Exercise brief ->
Locate each line of the material that contains "justicia", then return it.

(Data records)
**********

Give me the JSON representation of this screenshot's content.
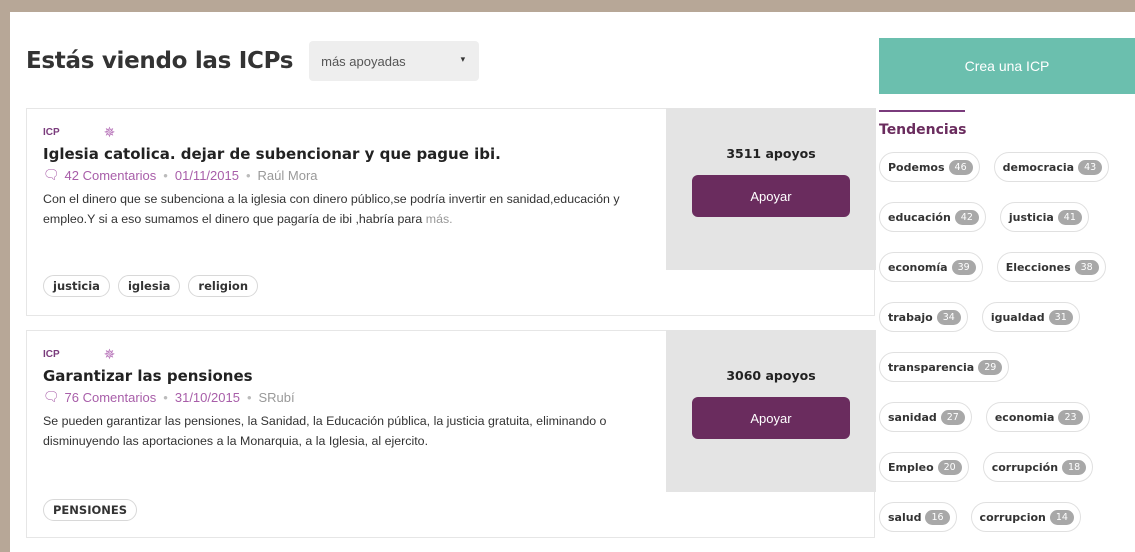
{
  "header": {
    "title": "Estás viendo las ICPs",
    "sort_selected": "más apoyadas"
  },
  "cards": [
    {
      "label": "ICP",
      "title": "Iglesia catolica. dejar de subencionar y que pague ibi.",
      "comments": "42 Comentarios",
      "date": "01/11/2015",
      "author": "Raúl Mora",
      "description": "Con el dinero que se subenciona a la iglesia con dinero público,se podría invertir en sanidad,educación y empleo.Y si a eso sumamos el dinero que pagaría de ibi ,habría para",
      "more": "más.",
      "tags": [
        "justicia",
        "iglesia",
        "religion"
      ],
      "supports": "3511 apoyos",
      "support_button": "Apoyar"
    },
    {
      "label": "ICP",
      "title": "Garantizar las pensiones",
      "comments": "76 Comentarios",
      "date": "31/10/2015",
      "author": "SRubí",
      "description": "Se pueden garantizar las pensiones, la Sanidad, la Educación pública, la justicia gratuita, eliminando o disminuyendo las aportaciones a la Monarquia, a la Iglesia, al ejercito.",
      "more": "",
      "tags": [
        "PENSIONES"
      ],
      "supports": "3060 apoyos",
      "support_button": "Apoyar"
    }
  ],
  "sidebar": {
    "create_button": "Crea una ICP",
    "trends_title": "Tendencias",
    "trends": [
      {
        "name": "Podemos",
        "count": "46"
      },
      {
        "name": "democracia",
        "count": "43"
      },
      {
        "name": "educación",
        "count": "42"
      },
      {
        "name": "justicia",
        "count": "41"
      },
      {
        "name": "economía",
        "count": "39"
      },
      {
        "name": "Elecciones",
        "count": "38"
      },
      {
        "name": "trabajo",
        "count": "34"
      },
      {
        "name": "igualdad",
        "count": "31"
      },
      {
        "name": "transparencia",
        "count": "29"
      },
      {
        "name": "sanidad",
        "count": "27"
      },
      {
        "name": "economia",
        "count": "23"
      },
      {
        "name": "Empleo",
        "count": "20"
      },
      {
        "name": "corrupción",
        "count": "18"
      },
      {
        "name": "salud",
        "count": "16"
      },
      {
        "name": "corrupcion",
        "count": "14"
      }
    ]
  },
  "colors": {
    "accent_purple": "#6a2c5e",
    "create_teal": "#6bbfae",
    "meta_purple": "#a85ea9"
  },
  "icons": {
    "bulb": "lightbulb-icon",
    "comment": "comment-icon",
    "caret": "chevron-down-icon"
  }
}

**********

Output of the exercise ->
        "justicia",
      "description": "Se pueden garantizar las pensiones, la Sanidad, la Educación pública, la justicia gratuita, eliminando o disminuyendo las aportaciones a la Monarquia, a la Iglesia, al ejercito.",
        "name": "justicia",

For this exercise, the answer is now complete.